• Exercise goal
Scan the entries below for the word "likes". Copy each line that has it.

[Dataset records]

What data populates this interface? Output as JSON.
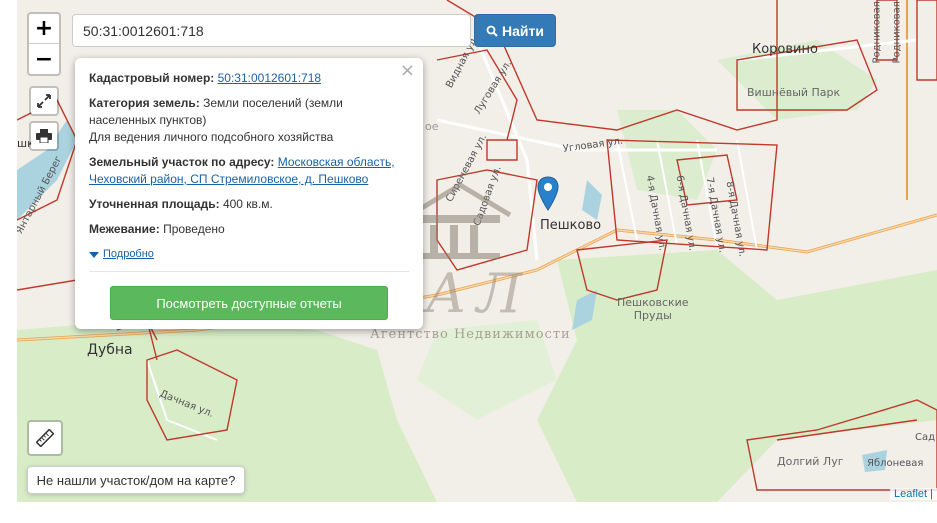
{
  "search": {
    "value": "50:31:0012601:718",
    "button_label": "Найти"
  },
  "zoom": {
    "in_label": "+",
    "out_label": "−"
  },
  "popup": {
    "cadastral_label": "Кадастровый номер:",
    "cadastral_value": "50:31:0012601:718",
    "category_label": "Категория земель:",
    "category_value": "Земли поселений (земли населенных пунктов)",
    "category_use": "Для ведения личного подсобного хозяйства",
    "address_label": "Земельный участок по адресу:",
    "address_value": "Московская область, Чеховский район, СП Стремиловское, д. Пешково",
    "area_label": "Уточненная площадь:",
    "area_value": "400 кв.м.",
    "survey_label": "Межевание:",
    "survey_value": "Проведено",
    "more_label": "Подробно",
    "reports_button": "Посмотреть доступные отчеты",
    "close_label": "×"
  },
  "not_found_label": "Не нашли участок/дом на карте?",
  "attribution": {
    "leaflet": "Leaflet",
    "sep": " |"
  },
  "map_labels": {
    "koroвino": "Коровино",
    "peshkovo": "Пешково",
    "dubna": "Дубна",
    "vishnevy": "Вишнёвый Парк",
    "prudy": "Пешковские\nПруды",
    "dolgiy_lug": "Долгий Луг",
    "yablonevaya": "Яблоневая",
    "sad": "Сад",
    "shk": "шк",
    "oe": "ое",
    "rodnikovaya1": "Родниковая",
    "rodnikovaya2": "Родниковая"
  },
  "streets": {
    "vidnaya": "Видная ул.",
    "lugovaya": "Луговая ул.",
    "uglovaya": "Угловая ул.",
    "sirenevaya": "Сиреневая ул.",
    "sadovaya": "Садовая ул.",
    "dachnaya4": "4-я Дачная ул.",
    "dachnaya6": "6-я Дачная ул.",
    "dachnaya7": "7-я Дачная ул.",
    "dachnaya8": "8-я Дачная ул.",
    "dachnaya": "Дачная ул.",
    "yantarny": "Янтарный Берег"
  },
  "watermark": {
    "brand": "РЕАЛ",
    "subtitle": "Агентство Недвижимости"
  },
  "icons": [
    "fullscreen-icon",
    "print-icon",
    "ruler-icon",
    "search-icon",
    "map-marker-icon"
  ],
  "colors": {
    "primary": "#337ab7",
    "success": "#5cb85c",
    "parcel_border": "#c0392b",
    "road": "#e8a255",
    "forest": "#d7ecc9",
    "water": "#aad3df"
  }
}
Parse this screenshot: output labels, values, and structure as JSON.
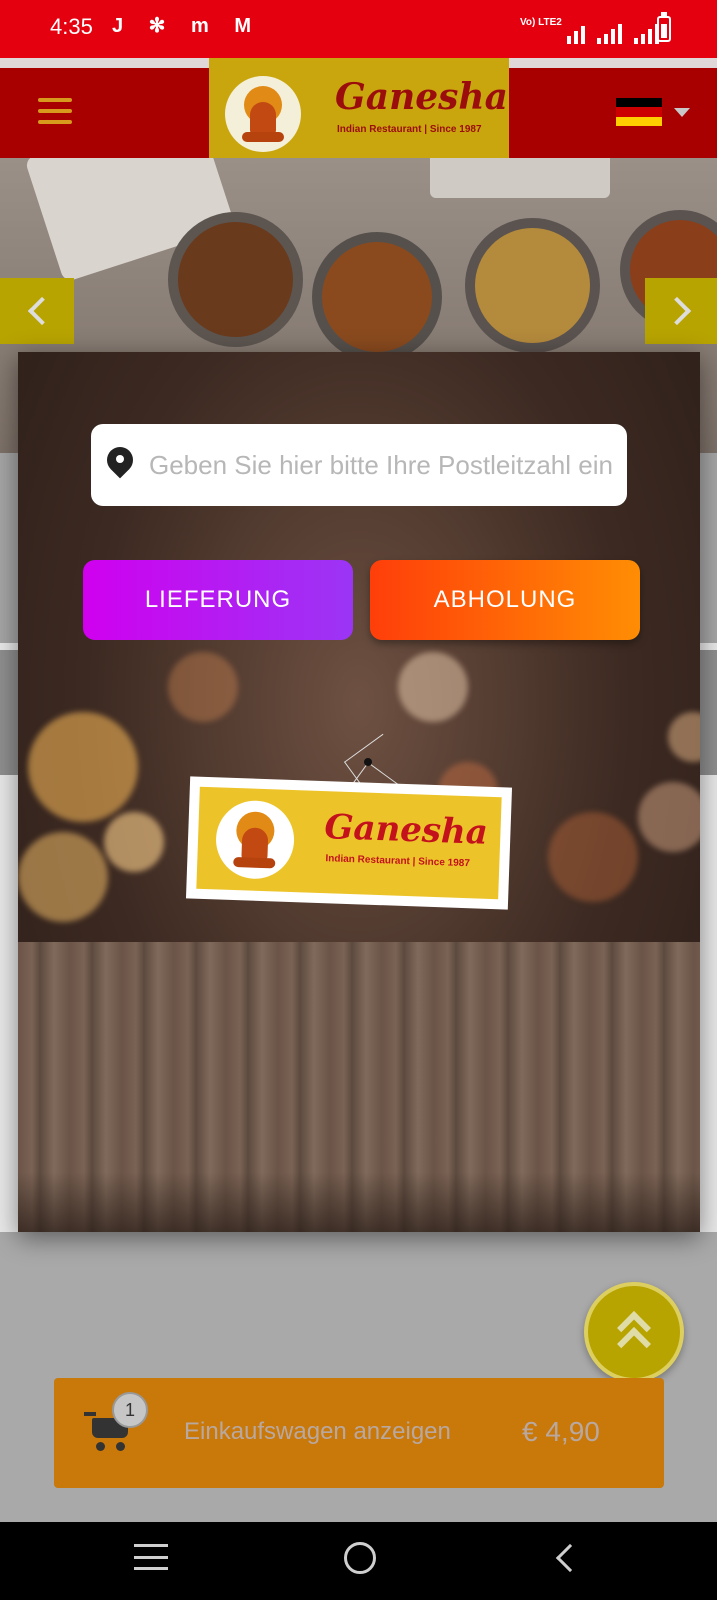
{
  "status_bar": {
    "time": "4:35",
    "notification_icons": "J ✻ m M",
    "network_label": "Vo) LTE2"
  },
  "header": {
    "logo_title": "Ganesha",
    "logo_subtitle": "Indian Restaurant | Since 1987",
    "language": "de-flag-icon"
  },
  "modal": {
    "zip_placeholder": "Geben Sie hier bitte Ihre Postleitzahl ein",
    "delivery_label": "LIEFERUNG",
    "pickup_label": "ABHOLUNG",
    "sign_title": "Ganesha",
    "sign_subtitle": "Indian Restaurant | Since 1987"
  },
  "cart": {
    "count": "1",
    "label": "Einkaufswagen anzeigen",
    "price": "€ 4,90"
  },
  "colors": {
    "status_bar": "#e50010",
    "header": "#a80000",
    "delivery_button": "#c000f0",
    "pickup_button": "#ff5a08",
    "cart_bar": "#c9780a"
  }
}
...
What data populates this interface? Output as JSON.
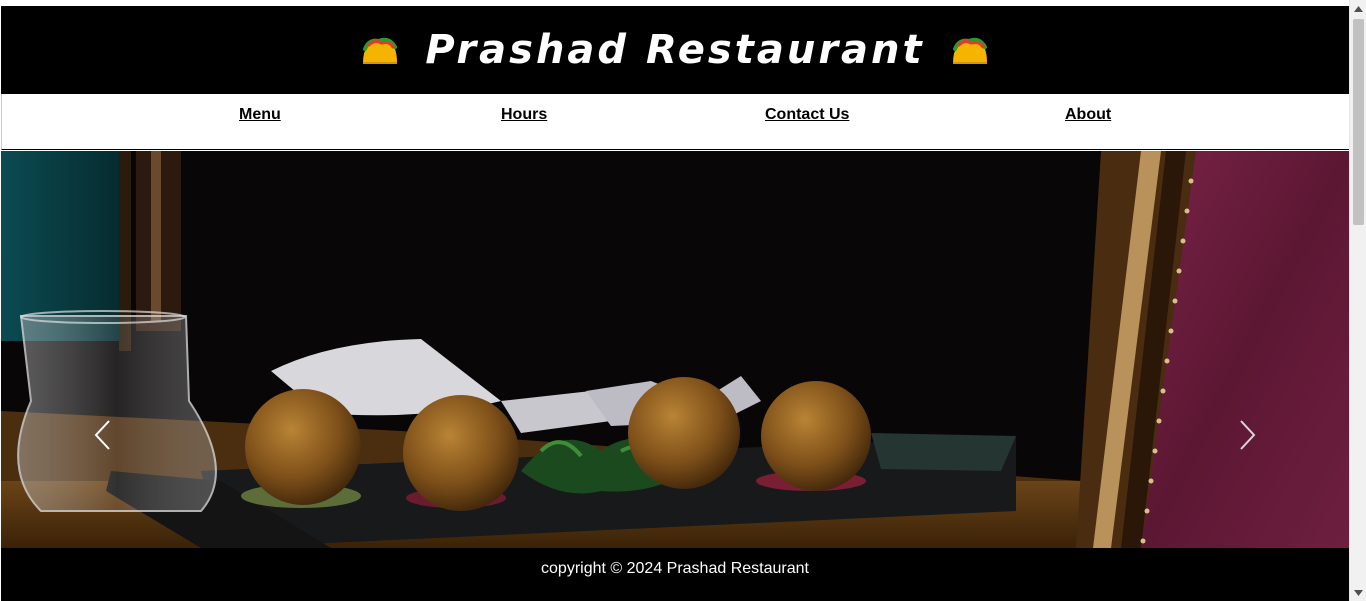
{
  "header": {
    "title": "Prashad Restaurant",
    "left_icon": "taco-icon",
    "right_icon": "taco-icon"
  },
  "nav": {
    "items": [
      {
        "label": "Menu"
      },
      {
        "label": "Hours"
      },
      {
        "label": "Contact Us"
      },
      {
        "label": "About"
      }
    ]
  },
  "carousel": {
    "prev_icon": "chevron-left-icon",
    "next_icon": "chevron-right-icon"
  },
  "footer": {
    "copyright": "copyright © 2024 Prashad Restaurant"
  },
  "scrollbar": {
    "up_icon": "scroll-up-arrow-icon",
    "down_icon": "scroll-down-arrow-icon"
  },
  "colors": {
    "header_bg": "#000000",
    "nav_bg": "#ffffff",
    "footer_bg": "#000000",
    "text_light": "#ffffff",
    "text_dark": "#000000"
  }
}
...
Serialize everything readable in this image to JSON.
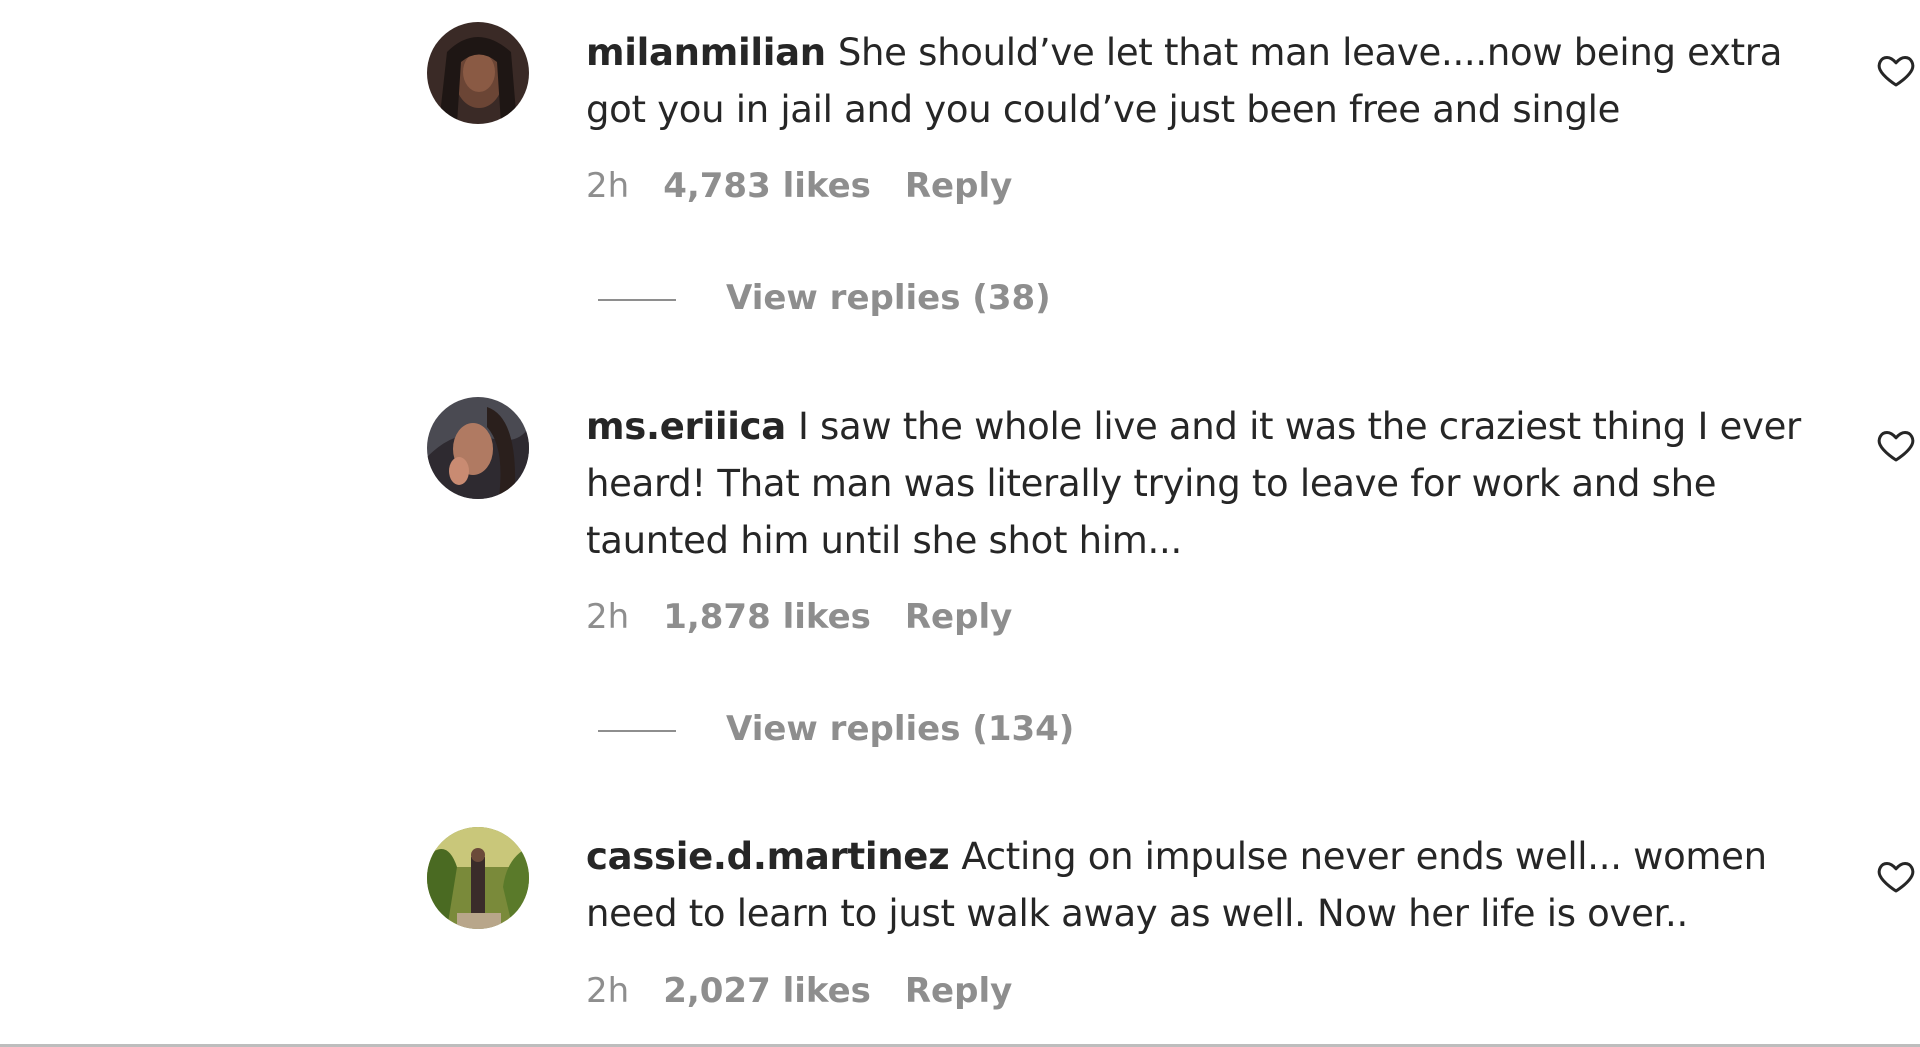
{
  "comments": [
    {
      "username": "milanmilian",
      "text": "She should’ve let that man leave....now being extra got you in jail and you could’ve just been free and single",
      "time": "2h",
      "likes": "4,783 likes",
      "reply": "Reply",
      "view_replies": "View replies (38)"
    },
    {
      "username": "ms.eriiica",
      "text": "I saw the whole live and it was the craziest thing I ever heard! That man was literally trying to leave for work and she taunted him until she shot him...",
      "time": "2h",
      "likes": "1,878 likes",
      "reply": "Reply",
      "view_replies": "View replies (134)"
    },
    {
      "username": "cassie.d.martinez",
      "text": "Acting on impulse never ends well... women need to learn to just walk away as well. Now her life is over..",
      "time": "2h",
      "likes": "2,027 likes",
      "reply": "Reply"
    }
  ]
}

• Written answer
      "likes": "4,783 likes",
      "likes": "1,878 likes",
      "likes": "2,027 likes",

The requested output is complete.